──────── INPUT DATA ────────

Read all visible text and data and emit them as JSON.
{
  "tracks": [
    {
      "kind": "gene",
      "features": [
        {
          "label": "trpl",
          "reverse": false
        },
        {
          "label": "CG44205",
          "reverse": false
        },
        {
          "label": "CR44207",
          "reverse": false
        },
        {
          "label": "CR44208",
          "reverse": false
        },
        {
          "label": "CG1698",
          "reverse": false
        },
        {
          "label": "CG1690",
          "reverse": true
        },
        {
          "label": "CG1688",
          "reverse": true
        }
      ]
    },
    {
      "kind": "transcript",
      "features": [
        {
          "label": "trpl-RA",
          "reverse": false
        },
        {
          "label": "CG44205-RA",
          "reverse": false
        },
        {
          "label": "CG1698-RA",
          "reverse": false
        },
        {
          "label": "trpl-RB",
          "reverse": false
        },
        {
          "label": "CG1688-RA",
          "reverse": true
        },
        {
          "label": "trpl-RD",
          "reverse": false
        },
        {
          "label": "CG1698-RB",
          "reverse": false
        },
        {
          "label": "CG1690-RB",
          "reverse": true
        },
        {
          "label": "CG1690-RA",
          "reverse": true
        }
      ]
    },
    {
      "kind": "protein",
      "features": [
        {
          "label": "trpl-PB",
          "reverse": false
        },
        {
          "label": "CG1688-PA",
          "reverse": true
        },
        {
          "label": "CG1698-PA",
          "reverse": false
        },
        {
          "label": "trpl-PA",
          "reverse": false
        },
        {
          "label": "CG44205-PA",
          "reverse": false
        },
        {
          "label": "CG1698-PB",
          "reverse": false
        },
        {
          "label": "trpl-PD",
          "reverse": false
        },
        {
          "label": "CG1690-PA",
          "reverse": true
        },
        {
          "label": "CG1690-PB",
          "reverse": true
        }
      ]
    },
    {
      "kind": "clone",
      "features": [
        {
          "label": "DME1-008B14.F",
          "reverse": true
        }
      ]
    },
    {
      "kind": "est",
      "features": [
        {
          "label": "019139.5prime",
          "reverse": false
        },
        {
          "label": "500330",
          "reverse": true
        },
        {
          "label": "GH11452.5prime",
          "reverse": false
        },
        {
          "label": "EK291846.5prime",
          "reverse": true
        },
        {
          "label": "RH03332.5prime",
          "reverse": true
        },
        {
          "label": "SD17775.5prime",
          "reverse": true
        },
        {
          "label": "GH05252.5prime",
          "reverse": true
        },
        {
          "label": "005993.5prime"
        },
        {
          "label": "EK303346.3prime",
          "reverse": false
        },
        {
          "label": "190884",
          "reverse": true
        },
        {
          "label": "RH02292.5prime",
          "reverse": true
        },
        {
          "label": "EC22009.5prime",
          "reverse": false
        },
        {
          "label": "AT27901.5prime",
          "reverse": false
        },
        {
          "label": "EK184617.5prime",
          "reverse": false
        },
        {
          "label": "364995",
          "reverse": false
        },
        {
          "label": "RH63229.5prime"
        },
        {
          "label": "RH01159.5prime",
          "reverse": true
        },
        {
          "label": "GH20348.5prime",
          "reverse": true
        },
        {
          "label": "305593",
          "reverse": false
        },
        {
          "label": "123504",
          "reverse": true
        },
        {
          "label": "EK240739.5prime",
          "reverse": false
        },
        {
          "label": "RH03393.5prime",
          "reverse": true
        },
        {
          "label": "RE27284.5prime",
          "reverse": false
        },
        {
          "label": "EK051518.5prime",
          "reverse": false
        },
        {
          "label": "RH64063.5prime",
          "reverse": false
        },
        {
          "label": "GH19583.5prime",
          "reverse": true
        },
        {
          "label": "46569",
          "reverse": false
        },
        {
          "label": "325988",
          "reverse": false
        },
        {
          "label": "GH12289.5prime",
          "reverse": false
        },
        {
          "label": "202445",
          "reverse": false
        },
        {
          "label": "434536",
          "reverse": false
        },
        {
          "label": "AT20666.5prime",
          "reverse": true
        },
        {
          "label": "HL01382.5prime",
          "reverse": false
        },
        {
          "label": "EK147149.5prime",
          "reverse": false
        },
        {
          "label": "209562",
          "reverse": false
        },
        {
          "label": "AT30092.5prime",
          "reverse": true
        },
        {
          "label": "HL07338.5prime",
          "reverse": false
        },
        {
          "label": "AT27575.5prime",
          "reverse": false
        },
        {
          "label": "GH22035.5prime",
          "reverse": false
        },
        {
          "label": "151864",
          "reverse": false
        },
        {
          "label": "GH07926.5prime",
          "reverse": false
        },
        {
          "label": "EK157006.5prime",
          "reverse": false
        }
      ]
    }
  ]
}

────────

TASK REQUIREMENTS.
Transcribe each line of the data exactly, skipping none.

REPLY.
Read all visible text and data and emit them as JSON.
{
  "tracks": [
    {
      "kind": "gene",
      "features": [
        {
          "label": "trpl",
          "reverse": false
        },
        {
          "label": "CG44205",
          "reverse": false
        },
        {
          "label": "CR44207",
          "reverse": false
        },
        {
          "label": "CR44208",
          "reverse": false
        },
        {
          "label": "CG1698",
          "reverse": false
        },
        {
          "label": "CG1690",
          "reverse": true
        },
        {
          "label": "CG1688",
          "reverse": true
        }
      ]
    },
    {
      "kind": "transcript",
      "features": [
        {
          "label": "trpl-RA",
          "reverse": false
        },
        {
          "label": "CG44205-RA",
          "reverse": false
        },
        {
          "label": "CG1698-RA",
          "reverse": false
        },
        {
          "label": "trpl-RB",
          "reverse": false
        },
        {
          "label": "CG1688-RA",
          "reverse": true
        },
        {
          "label": "trpl-RD",
          "reverse": false
        },
        {
          "label": "CG1698-RB",
          "reverse": false
        },
        {
          "label": "CG1690-RB",
          "reverse": true
        },
        {
          "label": "CG1690-RA",
          "reverse": true
        }
      ]
    },
    {
      "kind": "protein",
      "features": [
        {
          "label": "trpl-PB",
          "reverse": false
        },
        {
          "label": "CG1688-PA",
          "reverse": true
        },
        {
          "label": "CG1698-PA",
          "reverse": false
        },
        {
          "label": "trpl-PA",
          "reverse": false
        },
        {
          "label": "CG44205-PA",
          "reverse": false
        },
        {
          "label": "CG1698-PB",
          "reverse": false
        },
        {
          "label": "trpl-PD",
          "reverse": false
        },
        {
          "label": "CG1690-PA",
          "reverse": true
        },
        {
          "label": "CG1690-PB",
          "reverse": true
        }
      ]
    },
    {
      "kind": "clone",
      "features": [
        {
          "label": "DME1-008B14.F",
          "reverse": true
        }
      ]
    },
    {
      "kind": "est",
      "features": [
        {
          "label": "019139.5prime",
          "reverse": false
        },
        {
          "label": "500330",
          "reverse": true
        },
        {
          "label": "GH11452.5prime",
          "reverse": false
        },
        {
          "label": "EK291846.5prime",
          "reverse": true
        },
        {
          "label": "RH03332.5prime",
          "reverse": true
        },
        {
          "label": "SD17775.5prime",
          "reverse": true
        },
        {
          "label": "GH05252.5prime",
          "reverse": true
        },
        {
          "label": "005993.5prime"
        },
        {
          "label": "EK303346.3prime",
          "reverse": false
        },
        {
          "label": "190884",
          "reverse": true
        },
        {
          "label": "RH02292.5prime",
          "reverse": true
        },
        {
          "label": "EC22009.5prime",
          "reverse": false
        },
        {
          "label": "AT27901.5prime",
          "reverse": false
        },
        {
          "label": "EK184617.5prime",
          "reverse": false
        },
        {
          "label": "364995",
          "reverse": false
        },
        {
          "label": "RH63229.5prime"
        },
        {
          "label": "RH01159.5prime",
          "reverse": true
        },
        {
          "label": "GH20348.5prime",
          "reverse": true
        },
        {
          "label": "305593",
          "reverse": false
        },
        {
          "label": "123504",
          "reverse": true
        },
        {
          "label": "EK240739.5prime",
          "reverse": false
        },
        {
          "label": "RH03393.5prime",
          "reverse": true
        },
        {
          "label": "RE27284.5prime",
          "reverse": false
        },
        {
          "label": "EK051518.5prime",
          "reverse": false
        },
        {
          "label": "RH64063.5prime",
          "reverse": false
        },
        {
          "label": "GH19583.5prime",
          "reverse": true
        },
        {
          "label": "46569",
          "reverse": false
        },
        {
          "label": "325988",
          "reverse": false
        },
        {
          "label": "GH12289.5prime",
          "reverse": false
        },
        {
          "label": "202445",
          "reverse": false
        },
        {
          "label": "434536",
          "reverse": false
        },
        {
          "label": "AT20666.5prime",
          "reverse": true
        },
        {
          "label": "HL01382.5prime",
          "reverse": false
        },
        {
          "label": "EK147149.5prime",
          "reverse": false
        },
        {
          "label": "209562",
          "reverse": false
        },
        {
          "label": "AT30092.5prime",
          "reverse": true
        },
        {
          "label": "HL07338.5prime",
          "reverse": false
        },
        {
          "label": "AT27575.5prime",
          "reverse": false
        },
        {
          "label": "GH22035.5prime",
          "reverse": false
        },
        {
          "label": "151864",
          "reverse": false
        },
        {
          "label": "GH07926.5prime",
          "reverse": false
        },
        {
          "label": "EK157006.5prime",
          "reverse": false
        }
      ]
    }
  ]
}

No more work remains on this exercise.